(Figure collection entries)
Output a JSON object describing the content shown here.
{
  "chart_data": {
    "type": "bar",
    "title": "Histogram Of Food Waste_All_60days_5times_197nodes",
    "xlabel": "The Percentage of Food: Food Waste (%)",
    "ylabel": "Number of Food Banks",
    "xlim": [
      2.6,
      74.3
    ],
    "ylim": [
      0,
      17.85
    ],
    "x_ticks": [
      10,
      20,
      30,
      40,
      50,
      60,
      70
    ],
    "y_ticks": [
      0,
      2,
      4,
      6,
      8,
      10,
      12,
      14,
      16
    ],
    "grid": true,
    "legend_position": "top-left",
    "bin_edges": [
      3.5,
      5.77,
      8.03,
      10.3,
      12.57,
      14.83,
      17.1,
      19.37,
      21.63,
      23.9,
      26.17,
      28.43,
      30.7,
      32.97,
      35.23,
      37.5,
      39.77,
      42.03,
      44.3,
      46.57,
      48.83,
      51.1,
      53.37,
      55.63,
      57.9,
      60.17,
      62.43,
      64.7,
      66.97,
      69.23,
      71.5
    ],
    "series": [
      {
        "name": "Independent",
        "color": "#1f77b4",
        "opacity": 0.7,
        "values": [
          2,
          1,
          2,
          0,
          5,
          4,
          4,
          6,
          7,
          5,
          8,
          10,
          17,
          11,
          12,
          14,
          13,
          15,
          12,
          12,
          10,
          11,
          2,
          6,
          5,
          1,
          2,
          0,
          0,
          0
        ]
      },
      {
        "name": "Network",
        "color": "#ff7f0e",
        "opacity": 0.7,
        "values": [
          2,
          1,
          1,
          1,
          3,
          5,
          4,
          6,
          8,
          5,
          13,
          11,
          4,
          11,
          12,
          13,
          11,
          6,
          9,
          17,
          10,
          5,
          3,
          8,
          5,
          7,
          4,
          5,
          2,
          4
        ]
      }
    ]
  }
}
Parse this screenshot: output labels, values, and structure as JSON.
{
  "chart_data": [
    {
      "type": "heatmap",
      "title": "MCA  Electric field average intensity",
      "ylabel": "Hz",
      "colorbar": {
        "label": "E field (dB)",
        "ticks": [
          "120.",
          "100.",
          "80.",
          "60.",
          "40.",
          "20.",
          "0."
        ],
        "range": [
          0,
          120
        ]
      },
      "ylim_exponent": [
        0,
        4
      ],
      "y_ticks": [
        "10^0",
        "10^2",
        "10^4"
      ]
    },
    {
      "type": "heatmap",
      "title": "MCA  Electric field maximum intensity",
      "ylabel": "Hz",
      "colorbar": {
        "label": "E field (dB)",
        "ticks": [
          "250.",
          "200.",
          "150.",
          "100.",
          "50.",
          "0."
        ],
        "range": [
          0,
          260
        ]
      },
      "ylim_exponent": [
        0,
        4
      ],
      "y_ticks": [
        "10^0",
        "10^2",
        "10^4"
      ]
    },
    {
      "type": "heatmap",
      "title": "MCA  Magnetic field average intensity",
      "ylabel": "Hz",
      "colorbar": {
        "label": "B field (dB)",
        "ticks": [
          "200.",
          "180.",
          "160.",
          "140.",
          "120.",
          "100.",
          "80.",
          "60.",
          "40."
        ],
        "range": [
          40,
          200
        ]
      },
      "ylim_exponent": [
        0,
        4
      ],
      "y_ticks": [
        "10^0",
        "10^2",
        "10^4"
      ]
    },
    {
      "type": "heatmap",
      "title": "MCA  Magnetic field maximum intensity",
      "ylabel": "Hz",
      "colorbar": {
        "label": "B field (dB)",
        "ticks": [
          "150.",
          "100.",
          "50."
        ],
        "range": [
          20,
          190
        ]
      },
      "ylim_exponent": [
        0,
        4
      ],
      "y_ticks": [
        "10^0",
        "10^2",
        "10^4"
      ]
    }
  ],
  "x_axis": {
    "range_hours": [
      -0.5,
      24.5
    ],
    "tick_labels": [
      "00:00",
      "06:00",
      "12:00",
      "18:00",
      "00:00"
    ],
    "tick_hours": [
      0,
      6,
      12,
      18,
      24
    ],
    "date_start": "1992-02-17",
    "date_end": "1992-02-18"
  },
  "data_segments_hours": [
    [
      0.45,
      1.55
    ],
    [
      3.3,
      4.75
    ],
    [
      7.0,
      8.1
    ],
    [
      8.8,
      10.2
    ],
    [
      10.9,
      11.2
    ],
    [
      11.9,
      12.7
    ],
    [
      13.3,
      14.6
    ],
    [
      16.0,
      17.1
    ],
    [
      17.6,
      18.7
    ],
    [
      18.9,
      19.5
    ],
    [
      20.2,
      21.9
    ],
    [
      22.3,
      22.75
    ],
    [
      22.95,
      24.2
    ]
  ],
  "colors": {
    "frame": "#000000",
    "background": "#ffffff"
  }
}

** What you should do **
Write out every entry again, keeping each line exactly the same.

** Task answer **
Output a JSON object describing the content shown here.
{
  "chart_data": {
    "type": "bar",
    "title": "Histogram Of Food Waste_All_60days_5times_197nodes",
    "xlabel": "The Percentage of Food: Food Waste (%)",
    "ylabel": "Number of Food Banks",
    "xlim": [
      2.6,
      74.3
    ],
    "ylim": [
      0,
      17.85
    ],
    "x_ticks": [
      10,
      20,
      30,
      40,
      50,
      60,
      70
    ],
    "y_ticks": [
      0,
      2,
      4,
      6,
      8,
      10,
      12,
      14,
      16
    ],
    "grid": true,
    "legend_position": "top-left",
    "bin_edges": [
      3.5,
      5.77,
      8.03,
      10.3,
      12.57,
      14.83,
      17.1,
      19.37,
      21.63,
      23.9,
      26.17,
      28.43,
      30.7,
      32.97,
      35.23,
      37.5,
      39.77,
      42.03,
      44.3,
      46.57,
      48.83,
      51.1,
      53.37,
      55.63,
      57.9,
      60.17,
      62.43,
      64.7,
      66.97,
      69.23,
      71.5
    ],
    "series": [
      {
        "name": "Independent",
        "color": "#1f77b4",
        "opacity": 0.7,
        "values": [
          2,
          1,
          2,
          0,
          5,
          4,
          4,
          6,
          7,
          5,
          8,
          10,
          17,
          11,
          12,
          14,
          13,
          15,
          12,
          12,
          10,
          11,
          2,
          6,
          5,
          1,
          2,
          0,
          0,
          0
        ]
      },
      {
        "name": "Network",
        "color": "#ff7f0e",
        "opacity": 0.7,
        "values": [
          2,
          1,
          1,
          1,
          3,
          5,
          4,
          6,
          8,
          5,
          13,
          11,
          4,
          11,
          12,
          13,
          11,
          6,
          9,
          17,
          10,
          5,
          3,
          8,
          5,
          7,
          4,
          5,
          2,
          4
        ]
      }
    ]
  }
}
Parse this screenshot: output labels, values, and structure as JSON.
{
  "chart_data": [
    {
      "type": "heatmap",
      "title": "MCA  Electric field average intensity",
      "ylabel": "Hz",
      "colorbar": {
        "label": "E field (dB)",
        "ticks": [
          "120.",
          "100.",
          "80.",
          "60.",
          "40.",
          "20.",
          "0."
        ],
        "range": [
          0,
          120
        ]
      },
      "ylim_exponent": [
        0,
        4
      ],
      "y_ticks": [
        "10^0",
        "10^2",
        "10^4"
      ]
    },
    {
      "type": "heatmap",
      "title": "MCA  Electric field maximum intensity",
      "ylabel": "Hz",
      "colorbar": {
        "label": "E field (dB)",
        "ticks": [
          "250.",
          "200.",
          "150.",
          "100.",
          "50.",
          "0."
        ],
        "range": [
          0,
          260
        ]
      },
      "ylim_exponent": [
        0,
        4
      ],
      "y_ticks": [
        "10^0",
        "10^2",
        "10^4"
      ]
    },
    {
      "type": "heatmap",
      "title": "MCA  Magnetic field average intensity",
      "ylabel": "Hz",
      "colorbar": {
        "label": "B field (dB)",
        "ticks": [
          "200.",
          "180.",
          "160.",
          "140.",
          "120.",
          "100.",
          "80.",
          "60.",
          "40."
        ],
        "range": [
          40,
          200
        ]
      },
      "ylim_exponent": [
        0,
        4
      ],
      "y_ticks": [
        "10^0",
        "10^2",
        "10^4"
      ]
    },
    {
      "type": "heatmap",
      "title": "MCA  Magnetic field maximum intensity",
      "ylabel": "Hz",
      "colorbar": {
        "label": "B field (dB)",
        "ticks": [
          "150.",
          "100.",
          "50."
        ],
        "range": [
          20,
          190
        ]
      },
      "ylim_exponent": [
        0,
        4
      ],
      "y_ticks": [
        "10^0",
        "10^2",
        "10^4"
      ]
    }
  ],
  "x_axis": {
    "range_hours": [
      -0.5,
      24.5
    ],
    "tick_labels": [
      "00:00",
      "06:00",
      "12:00",
      "18:00",
      "00:00"
    ],
    "tick_hours": [
      0,
      6,
      12,
      18,
      24
    ],
    "date_start": "1992-02-17",
    "date_end": "1992-02-18"
  },
  "data_segments_hours": [
    [
      0.45,
      1.55
    ],
    [
      3.3,
      4.75
    ],
    [
      7.0,
      8.1
    ],
    [
      8.8,
      10.2
    ],
    [
      10.9,
      11.2
    ],
    [
      11.9,
      12.7
    ],
    [
      13.3,
      14.6
    ],
    [
      16.0,
      17.1
    ],
    [
      17.6,
      18.7
    ],
    [
      18.9,
      19.5
    ],
    [
      20.2,
      21.9
    ],
    [
      22.3,
      22.75
    ],
    [
      22.95,
      24.2
    ]
  ],
  "colors": {
    "frame": "#000000",
    "background": "#ffffff"
  }
}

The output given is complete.